ARTICOLO DI BRUNO TINTI SUL FATTO QUOTIDIANO SULLA “BATTAGLIA” IN CORSO PER IL CONTROLLO DELLE INDAGINI DELLA POLIZIA GIUDIZIARIA DA PARTE DELLE SCALE GERARCHICHE
Di seguito, l’articolo di Bruno Tinti pubblicato da Il Fatto Quotidiano. Il titolo è della redazione del sito. Quello originale è “Polizia giudiziaria, la battaglia per il controllo.
Della delicatissima questione se ne è già occupato in due occasioni – lo scorso mese e nel 2012 - il nostro Cleto Iafrate con i seguenti due interventi:
POLIZIA GIUDIZIARIA, LA BATTAGLIA PER IL CONTROLLO
di Bruno Tinti
Il Fatto Quotidiano - 11 agosto 2016 - Pag. 13
In principio era la Costituzione. Articolo 109: “L’autorità giudiziaria dispone direttamente della polizia giudiziaria”. Io ci credevo e cosi “disponevo” che si facesse questa o quella indagine. La mia “disposizione" arrivava al Commissariato, alla Squadra Mobile, al Nucleo Investigativo Carabinieri, al Nucleo di Polizia Tributaria, insomma al Comando di Polizia Giudiziaria che aveva inviato in Procura la segnalazione di notizia di reato (allora si chiamava “rapporto”); certe volte “disponevo” che le indagini fossero effettuare da Tizio o Caio. Che erano poi quelli che avevano svolto le indagini. E l’indagine in effetti veniva fatta. Solo che la facevano quando volevano loro (“loro” erano i Comandi cui era arrivata la mia “disposizione”), dalle persone che decidevano loro e con le modalità che stabilivano loro. A me arrivava un pacchetto bello e confezionato e, se non mi piaceva, toccava ricominciare daccapo.

*Dati forniti*
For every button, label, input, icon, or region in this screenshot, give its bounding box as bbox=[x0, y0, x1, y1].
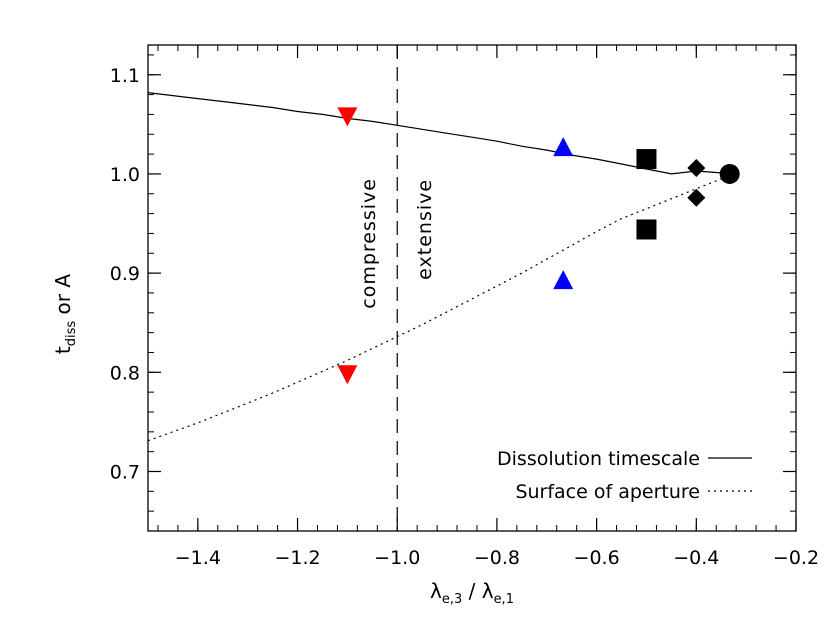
markers bbox=[337, 107, 740, 385]
y-axis-label-rest: or A bbox=[51, 274, 75, 321]
x-tick-label: −0.2 bbox=[773, 547, 819, 569]
x-tick-labels: −1.4 −1.2 −1.0 −0.8 −0.6 −0.4 −0.2 bbox=[175, 547, 819, 569]
y-tick-label: 0.8 bbox=[110, 362, 140, 384]
y-axis-label-t: t bbox=[51, 346, 75, 354]
x-axis-label: λe,3 / λe,1 bbox=[430, 579, 514, 607]
marker-diamond-upper bbox=[687, 158, 706, 177]
marker-down-triangle-lower bbox=[337, 365, 358, 385]
marker-up-triangle-upper bbox=[553, 137, 574, 157]
x-tick-label: −0.4 bbox=[673, 547, 719, 569]
legend-label-dissolution: Dissolution timescale bbox=[497, 448, 700, 470]
series-lines bbox=[147, 92, 731, 442]
y-tick-label: 0.7 bbox=[110, 461, 140, 483]
y-axis-label: tdiss or A bbox=[51, 274, 79, 354]
y-tick-label: 0.9 bbox=[110, 263, 140, 285]
plot-frame bbox=[147, 44, 797, 532]
marker-square-upper bbox=[636, 149, 657, 170]
x-tick-label: −1.0 bbox=[374, 547, 420, 569]
region-label-compressive: compressive bbox=[358, 178, 380, 309]
y-tick-labels: 0.7 0.8 0.9 1.0 1.1 bbox=[110, 65, 140, 484]
x-tick-label: −0.8 bbox=[474, 547, 520, 569]
marker-circle bbox=[719, 163, 740, 184]
x-tick-label: −1.2 bbox=[274, 547, 320, 569]
marker-up-triangle-lower bbox=[553, 270, 574, 290]
x-axis-label-sep: / bbox=[462, 579, 481, 603]
x-tick-label: −0.6 bbox=[574, 547, 620, 569]
marker-down-triangle-upper bbox=[337, 107, 358, 127]
y-axis-label-sub: diss bbox=[64, 321, 79, 347]
x-axis-label-lambda: λ bbox=[430, 579, 442, 603]
series-line-surface-of-aperture bbox=[147, 173, 731, 442]
legend: Dissolution timescale Surface of apertur… bbox=[497, 448, 752, 503]
legend-label-aperture: Surface of aperture bbox=[515, 481, 700, 503]
x-axis-label-lambda2: λ bbox=[482, 579, 494, 603]
marker-square-lower bbox=[636, 219, 657, 240]
x-axis-label-sub1: e,3 bbox=[442, 592, 462, 607]
x-tick-label: −1.4 bbox=[175, 547, 221, 569]
x-axis-label-sub2: e,1 bbox=[494, 592, 514, 607]
marker-diamond-lower bbox=[687, 188, 706, 207]
y-tick-label: 1.1 bbox=[110, 65, 140, 87]
y-tick-label: 1.0 bbox=[110, 164, 140, 186]
major-ticks bbox=[148, 45, 797, 531]
region-label-extensive: extensive bbox=[414, 179, 436, 280]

*Consegne*
• 1. Ricopia per intero l'articolo sulla polizia giudiziaria, senza cambiare nulla.
• 2. Tra le righe di dati, riporta come elenco numerato solo il tratto che va dalla riga che contiene "markers bbox=[337, 107, 740, 385]" fino a quella che contiene "y-tick-label: 0.8 bbox=[110, 362, 140, 384]", entrambe comprese. Tralascia le righe vuote.

*Soluzioni*
• 1.
ARTICOLO DI BRUNO TINTI SUL FATTO QUOTIDIANO SULLA “BATTAGLIA” IN CORSO PER IL CONTROLLO DELLE INDAGINI DELLA POLIZIA GIUDIZIARIA DA PARTE DELLE SCALE GERARCHICHE
Di seguito, l’articolo di Bruno Tinti pubblicato da Il Fatto Quotidiano. Il titolo è della redazione del sito. Quello originale è “Polizia giudiziaria, la battaglia per il controllo.
Della delicatissima questione se ne è già occupato in due occasioni – lo scorso mese e nel 2012 - il nostro Cleto Iafrate con i seguenti due interventi:
POLIZIA GIUDIZIARIA, LA BATTAGLIA PER IL CONTROLLO
di Bruno Tinti
Il Fatto Quotidiano - 11 agosto 2016 - Pag. 13
In principio era la Costituzione. Articolo 109: “L’autorità giudiziaria dispone direttamente della polizia giudiziaria”. Io ci credevo e cosi “disponevo” che si facesse questa o quella indagine. La mia “disposizione" arrivava al Commissariato, alla Squadra Mobile, al Nucleo Investigativo Carabinieri, al Nucleo di Polizia Tributaria, insomma al Comando di Polizia Giudiziaria che aveva inviato in Procura la segnalazione di notizia di reato (allora si chiamava “rapporto”); certe volte “disponevo” che le indagini fossero effettuare da Tizio o Caio. Che erano poi quelli che avevano svolto le indagini. E l’indagine in effetti veniva fatta. Solo che la facevano quando volevano loro (“loro” erano i Comandi cui era arrivata la mia “disposizione”), dalle persone che decidevano loro e con le modalità che stabilivano loro. A me arrivava un pacchetto bello e confezionato e, se non mi piaceva, toccava ricominciare daccapo.

• 2.
1. markers bbox=[337, 107, 740, 385]
2. y-axis-label-rest: or A bbox=[51, 274, 75, 321]
3. x-tick-label: −0.2 bbox=[773, 547, 819, 569]
4. x-tick-labels: −1.4 −1.2 −1.0 −0.8 −0.6 −0.4 −0.2 bbox=[175, 547, 819, 569]
5. y-tick-label: 0.8 bbox=[110, 362, 140, 384]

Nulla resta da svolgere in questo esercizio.